- _Your goal_:
Return the entries below verbatim. Pictures stay out.

- _Material_:
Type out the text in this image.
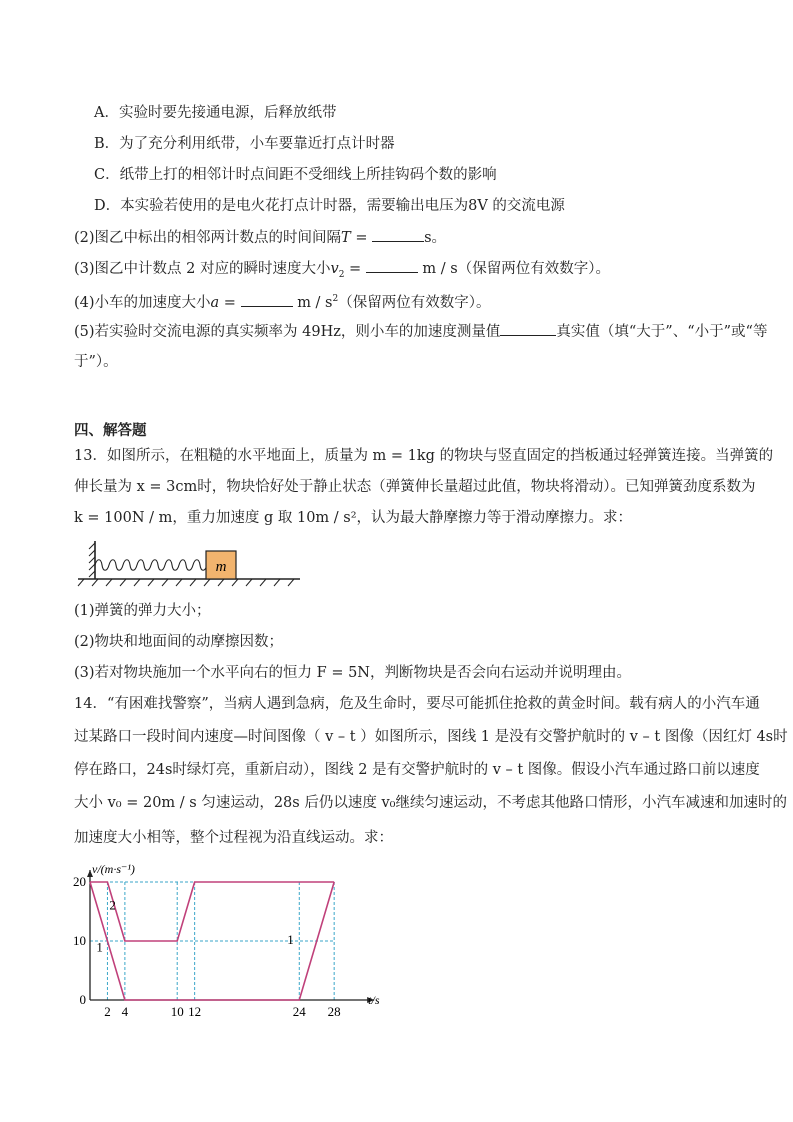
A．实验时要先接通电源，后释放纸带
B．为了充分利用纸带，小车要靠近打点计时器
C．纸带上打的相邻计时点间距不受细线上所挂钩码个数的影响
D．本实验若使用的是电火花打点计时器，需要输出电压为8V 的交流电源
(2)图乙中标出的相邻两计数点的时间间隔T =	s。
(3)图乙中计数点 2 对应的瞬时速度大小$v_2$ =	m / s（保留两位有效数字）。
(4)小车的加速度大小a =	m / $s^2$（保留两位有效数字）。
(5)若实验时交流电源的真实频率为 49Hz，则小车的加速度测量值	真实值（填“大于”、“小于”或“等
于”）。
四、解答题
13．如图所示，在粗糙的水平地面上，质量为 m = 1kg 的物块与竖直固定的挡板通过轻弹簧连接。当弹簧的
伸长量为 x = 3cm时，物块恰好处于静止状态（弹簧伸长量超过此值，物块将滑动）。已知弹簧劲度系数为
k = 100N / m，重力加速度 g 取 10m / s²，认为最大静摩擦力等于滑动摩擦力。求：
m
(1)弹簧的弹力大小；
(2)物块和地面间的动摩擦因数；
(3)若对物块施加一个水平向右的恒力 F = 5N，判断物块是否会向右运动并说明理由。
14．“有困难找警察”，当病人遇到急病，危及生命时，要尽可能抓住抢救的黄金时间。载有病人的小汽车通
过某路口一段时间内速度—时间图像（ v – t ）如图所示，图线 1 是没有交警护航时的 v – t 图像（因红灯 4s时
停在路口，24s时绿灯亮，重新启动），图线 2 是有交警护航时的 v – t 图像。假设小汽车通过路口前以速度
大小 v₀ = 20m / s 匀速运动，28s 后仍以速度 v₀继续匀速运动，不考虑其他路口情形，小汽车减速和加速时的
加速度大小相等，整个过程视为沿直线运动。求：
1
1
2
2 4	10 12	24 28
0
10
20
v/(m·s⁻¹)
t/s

- _Solution to this exercise_:
Type out the text in this image.
A．实验时要先接通电源，后释放纸带
B．为了充分利用纸带，小车要靠近打点计时器
C．纸带上打的相邻计时点间距不受细线上所挂钩码个数的影响
D．本实验若使用的是电火花打点计时器，需要输出电压为8V 的交流电源
(2)图乙中标出的相邻两计数点的时间间隔T =	s。
(3)图乙中计数点 2 对应的瞬时速度大小$v_2$ =	m / s（保留两位有效数字）。
(4)小车的加速度大小a =	m / $s^2$（保留两位有效数字）。
(5)若实验时交流电源的真实频率为 49Hz，则小车的加速度测量值	真实值（填“大于”、“小于”或“等
于”）。
四、解答题
13．如图所示，在粗糙的水平地面上，质量为 m = 1kg 的物块与竖直固定的挡板通过轻弹簧连接。当弹簧的
伸长量为 x = 3cm时，物块恰好处于静止状态（弹簧伸长量超过此值，物块将滑动）。已知弹簧劲度系数为
k = 100N / m，重力加速度 g 取 10m / s²，认为最大静摩擦力等于滑动摩擦力。求：
m
(1)弹簧的弹力大小；
(2)物块和地面间的动摩擦因数；
(3)若对物块施加一个水平向右的恒力 F = 5N，判断物块是否会向右运动并说明理由。
14．“有困难找警察”，当病人遇到急病，危及生命时，要尽可能抓住抢救的黄金时间。载有病人的小汽车通
过某路口一段时间内速度—时间图像（ v – t ）如图所示，图线 1 是没有交警护航时的 v – t 图像（因红灯 4s时
停在路口，24s时绿灯亮，重新启动），图线 2 是有交警护航时的 v – t 图像。假设小汽车通过路口前以速度
大小 v₀ = 20m / s 匀速运动，28s 后仍以速度 v₀继续匀速运动，不考虑其他路口情形，小汽车减速和加速时的
加速度大小相等，整个过程视为沿直线运动。求：
1
1
2
2 4	10 12	24 28
0
10
20
v/(m·s⁻¹)
t/s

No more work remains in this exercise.